> **Goal**:
Looking at the listing beneath, work out how many lines hold "ffffff" and report only that figure.

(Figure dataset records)

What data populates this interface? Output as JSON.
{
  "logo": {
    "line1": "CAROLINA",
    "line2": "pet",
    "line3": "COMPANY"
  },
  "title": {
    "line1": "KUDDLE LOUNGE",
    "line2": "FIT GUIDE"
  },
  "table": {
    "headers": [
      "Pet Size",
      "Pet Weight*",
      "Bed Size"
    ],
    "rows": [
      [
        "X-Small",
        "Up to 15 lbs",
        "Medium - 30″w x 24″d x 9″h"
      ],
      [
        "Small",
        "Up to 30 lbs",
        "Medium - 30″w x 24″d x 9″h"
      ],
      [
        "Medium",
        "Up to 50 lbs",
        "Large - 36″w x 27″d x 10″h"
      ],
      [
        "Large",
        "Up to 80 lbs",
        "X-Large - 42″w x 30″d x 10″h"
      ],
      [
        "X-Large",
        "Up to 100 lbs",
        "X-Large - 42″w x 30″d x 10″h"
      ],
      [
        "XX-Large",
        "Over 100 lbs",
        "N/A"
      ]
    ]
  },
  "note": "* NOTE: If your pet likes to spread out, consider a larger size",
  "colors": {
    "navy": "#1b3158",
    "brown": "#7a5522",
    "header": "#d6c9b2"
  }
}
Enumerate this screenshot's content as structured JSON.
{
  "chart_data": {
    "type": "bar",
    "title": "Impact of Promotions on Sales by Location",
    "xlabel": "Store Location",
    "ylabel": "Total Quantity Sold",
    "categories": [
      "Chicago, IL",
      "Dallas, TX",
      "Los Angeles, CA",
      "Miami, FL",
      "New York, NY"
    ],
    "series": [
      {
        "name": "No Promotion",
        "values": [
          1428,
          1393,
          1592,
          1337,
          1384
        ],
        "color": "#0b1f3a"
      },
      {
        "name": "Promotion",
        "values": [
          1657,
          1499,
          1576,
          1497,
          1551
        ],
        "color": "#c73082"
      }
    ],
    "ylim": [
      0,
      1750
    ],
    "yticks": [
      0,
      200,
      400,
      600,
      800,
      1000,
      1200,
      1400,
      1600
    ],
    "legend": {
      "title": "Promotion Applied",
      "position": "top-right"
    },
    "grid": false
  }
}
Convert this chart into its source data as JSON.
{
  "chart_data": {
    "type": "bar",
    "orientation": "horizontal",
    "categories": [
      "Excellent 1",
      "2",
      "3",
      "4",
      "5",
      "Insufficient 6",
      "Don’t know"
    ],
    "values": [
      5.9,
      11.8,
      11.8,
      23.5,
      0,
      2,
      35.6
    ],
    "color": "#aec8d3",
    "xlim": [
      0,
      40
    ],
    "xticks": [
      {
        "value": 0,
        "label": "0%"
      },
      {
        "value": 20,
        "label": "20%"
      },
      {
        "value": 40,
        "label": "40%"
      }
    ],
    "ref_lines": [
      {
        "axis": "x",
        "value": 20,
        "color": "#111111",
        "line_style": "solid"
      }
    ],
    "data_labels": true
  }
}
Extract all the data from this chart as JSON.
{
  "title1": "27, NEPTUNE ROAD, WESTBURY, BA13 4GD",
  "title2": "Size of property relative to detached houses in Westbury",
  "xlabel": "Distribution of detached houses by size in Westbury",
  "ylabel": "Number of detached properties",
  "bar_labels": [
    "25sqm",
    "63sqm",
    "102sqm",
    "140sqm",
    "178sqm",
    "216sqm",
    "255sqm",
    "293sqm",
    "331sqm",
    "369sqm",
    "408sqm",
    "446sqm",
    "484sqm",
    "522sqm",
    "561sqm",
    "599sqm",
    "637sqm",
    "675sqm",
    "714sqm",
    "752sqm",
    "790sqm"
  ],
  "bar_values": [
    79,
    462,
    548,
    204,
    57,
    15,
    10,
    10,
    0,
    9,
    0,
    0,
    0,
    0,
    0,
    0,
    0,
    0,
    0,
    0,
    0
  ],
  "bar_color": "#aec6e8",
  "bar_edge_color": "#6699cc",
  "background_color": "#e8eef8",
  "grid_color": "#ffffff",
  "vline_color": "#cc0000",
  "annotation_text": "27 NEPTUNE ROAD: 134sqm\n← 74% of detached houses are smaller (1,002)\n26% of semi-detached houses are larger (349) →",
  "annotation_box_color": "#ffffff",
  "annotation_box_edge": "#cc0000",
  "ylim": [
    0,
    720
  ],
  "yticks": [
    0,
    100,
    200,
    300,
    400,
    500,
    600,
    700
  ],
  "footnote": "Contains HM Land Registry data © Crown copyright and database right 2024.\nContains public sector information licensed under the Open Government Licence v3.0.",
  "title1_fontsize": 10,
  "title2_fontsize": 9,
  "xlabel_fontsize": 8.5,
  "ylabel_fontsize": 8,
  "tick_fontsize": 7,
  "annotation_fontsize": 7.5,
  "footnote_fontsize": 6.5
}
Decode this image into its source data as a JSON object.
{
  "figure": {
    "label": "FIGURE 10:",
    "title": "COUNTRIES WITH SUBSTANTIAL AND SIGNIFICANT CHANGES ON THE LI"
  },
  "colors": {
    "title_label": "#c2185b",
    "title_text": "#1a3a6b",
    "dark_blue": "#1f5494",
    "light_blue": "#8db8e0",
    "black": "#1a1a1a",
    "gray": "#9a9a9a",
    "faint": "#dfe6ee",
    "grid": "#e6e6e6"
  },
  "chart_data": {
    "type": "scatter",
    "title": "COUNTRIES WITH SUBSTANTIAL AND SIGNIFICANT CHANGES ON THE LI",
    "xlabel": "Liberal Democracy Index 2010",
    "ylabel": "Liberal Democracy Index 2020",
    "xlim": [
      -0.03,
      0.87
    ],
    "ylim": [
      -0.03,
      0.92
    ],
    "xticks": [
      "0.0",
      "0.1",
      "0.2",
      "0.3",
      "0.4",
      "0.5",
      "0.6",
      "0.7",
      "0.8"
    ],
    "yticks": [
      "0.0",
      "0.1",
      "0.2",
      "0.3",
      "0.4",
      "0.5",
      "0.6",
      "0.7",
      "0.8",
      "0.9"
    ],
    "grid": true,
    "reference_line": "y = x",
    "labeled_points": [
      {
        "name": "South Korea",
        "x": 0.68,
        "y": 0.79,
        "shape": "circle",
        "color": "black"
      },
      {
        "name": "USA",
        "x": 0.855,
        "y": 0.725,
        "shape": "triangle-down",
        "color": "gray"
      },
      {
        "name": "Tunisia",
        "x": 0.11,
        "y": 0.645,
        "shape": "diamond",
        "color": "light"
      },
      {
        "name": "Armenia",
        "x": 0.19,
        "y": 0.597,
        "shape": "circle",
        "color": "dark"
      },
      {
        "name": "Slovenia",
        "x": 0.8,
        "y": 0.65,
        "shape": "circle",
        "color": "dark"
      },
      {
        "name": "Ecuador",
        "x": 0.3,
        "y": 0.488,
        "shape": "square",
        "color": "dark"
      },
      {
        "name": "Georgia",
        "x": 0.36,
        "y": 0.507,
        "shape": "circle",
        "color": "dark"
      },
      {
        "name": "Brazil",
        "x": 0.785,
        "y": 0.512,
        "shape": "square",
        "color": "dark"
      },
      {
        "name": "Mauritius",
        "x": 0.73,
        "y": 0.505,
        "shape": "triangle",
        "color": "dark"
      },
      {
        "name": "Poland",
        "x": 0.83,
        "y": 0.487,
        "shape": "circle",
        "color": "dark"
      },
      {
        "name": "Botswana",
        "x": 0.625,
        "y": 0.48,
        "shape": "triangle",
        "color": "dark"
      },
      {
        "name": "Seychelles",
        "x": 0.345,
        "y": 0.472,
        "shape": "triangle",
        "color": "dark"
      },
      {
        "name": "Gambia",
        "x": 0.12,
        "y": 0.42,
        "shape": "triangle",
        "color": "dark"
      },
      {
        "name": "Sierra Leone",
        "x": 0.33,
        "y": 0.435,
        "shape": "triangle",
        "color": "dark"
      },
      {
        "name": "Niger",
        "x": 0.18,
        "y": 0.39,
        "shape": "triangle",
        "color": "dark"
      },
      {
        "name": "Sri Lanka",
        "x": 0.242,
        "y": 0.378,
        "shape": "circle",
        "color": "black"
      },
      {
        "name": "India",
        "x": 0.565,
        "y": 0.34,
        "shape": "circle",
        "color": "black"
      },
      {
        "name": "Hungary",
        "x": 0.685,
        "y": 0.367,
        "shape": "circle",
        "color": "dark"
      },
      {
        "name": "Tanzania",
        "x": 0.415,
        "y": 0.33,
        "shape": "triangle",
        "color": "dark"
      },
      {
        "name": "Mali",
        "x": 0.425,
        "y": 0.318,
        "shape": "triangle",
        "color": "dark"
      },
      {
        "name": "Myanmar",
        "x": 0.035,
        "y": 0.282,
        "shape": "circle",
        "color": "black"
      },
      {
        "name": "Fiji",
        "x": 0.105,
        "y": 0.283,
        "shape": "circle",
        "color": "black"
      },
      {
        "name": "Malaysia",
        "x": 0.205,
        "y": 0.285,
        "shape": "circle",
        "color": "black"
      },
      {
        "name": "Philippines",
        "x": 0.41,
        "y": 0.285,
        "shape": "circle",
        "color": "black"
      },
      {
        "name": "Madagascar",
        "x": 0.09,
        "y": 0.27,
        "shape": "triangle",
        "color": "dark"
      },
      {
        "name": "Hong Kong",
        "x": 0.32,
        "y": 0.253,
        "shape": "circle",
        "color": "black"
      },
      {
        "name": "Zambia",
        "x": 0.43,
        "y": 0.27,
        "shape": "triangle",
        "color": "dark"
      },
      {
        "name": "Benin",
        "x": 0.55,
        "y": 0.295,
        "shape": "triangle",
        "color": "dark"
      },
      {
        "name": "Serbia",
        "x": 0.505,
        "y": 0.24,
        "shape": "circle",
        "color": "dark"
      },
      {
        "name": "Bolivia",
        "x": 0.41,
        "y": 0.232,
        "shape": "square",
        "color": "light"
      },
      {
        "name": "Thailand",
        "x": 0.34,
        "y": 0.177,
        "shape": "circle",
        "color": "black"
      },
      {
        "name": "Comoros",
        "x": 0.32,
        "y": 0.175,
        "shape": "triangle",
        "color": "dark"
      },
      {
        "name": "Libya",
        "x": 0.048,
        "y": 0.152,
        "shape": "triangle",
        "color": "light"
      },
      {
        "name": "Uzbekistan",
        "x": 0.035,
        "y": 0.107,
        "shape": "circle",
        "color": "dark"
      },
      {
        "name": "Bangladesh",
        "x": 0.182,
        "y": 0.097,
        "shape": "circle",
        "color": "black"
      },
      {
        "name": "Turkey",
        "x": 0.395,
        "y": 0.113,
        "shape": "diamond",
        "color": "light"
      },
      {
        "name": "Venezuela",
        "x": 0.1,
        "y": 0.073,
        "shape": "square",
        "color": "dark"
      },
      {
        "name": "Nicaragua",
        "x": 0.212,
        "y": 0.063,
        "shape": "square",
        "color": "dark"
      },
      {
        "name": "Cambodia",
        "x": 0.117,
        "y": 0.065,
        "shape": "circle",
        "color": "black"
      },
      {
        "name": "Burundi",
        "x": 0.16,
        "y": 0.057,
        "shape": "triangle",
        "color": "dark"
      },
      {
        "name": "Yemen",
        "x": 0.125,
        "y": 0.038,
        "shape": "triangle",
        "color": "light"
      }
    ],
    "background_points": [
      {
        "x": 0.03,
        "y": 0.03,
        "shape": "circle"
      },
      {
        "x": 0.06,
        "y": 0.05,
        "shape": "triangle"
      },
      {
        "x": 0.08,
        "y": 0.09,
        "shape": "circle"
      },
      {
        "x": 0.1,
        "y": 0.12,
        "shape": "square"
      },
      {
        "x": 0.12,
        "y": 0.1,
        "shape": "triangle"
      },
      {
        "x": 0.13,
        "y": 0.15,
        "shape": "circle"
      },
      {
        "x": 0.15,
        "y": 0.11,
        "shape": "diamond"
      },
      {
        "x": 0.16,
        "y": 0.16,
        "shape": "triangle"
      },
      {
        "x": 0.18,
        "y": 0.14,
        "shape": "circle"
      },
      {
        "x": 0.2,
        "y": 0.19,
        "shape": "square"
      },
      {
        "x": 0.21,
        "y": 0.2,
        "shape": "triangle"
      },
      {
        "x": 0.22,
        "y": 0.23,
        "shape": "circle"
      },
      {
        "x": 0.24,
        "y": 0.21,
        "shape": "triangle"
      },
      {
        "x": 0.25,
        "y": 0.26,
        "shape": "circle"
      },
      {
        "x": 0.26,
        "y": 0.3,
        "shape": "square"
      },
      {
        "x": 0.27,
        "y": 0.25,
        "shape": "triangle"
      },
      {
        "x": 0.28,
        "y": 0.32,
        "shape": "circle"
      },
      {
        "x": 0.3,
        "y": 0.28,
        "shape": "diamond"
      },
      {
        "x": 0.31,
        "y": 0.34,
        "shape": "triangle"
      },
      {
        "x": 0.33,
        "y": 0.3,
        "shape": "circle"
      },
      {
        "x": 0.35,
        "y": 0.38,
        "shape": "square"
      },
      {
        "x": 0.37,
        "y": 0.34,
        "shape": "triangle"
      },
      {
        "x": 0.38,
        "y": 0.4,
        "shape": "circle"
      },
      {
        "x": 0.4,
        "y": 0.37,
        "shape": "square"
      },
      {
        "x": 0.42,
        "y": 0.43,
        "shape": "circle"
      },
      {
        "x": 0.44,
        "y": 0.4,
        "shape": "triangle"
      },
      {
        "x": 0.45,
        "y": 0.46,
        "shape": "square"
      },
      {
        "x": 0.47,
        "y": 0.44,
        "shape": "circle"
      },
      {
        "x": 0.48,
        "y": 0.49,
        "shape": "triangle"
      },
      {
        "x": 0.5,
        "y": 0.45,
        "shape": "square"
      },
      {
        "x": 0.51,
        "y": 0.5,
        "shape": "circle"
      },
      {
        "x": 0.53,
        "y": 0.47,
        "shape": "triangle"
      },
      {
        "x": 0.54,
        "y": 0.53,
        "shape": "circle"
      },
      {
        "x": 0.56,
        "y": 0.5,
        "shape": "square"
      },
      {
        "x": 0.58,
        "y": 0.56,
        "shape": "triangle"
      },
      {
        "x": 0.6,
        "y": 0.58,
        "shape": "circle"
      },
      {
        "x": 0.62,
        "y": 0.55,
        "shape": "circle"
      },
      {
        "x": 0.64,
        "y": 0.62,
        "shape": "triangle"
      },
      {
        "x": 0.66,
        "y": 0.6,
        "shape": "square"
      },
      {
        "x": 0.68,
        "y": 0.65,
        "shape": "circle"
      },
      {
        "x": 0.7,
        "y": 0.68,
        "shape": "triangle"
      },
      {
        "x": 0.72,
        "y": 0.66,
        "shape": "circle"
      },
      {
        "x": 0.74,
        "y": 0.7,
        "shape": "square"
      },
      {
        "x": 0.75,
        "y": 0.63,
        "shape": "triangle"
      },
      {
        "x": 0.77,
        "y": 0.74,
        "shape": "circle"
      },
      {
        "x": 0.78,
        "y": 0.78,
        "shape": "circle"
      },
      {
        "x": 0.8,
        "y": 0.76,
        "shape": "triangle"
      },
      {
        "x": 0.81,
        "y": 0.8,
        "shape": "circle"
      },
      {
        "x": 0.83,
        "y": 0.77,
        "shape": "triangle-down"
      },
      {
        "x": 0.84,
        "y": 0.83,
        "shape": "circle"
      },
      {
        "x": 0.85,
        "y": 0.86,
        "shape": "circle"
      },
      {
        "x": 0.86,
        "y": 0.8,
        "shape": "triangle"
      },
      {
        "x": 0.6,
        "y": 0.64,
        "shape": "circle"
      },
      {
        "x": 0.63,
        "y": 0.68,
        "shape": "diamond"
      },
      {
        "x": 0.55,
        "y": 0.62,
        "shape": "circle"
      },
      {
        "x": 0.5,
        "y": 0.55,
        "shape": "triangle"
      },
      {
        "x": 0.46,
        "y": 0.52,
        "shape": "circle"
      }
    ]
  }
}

> **Expected answer**:
2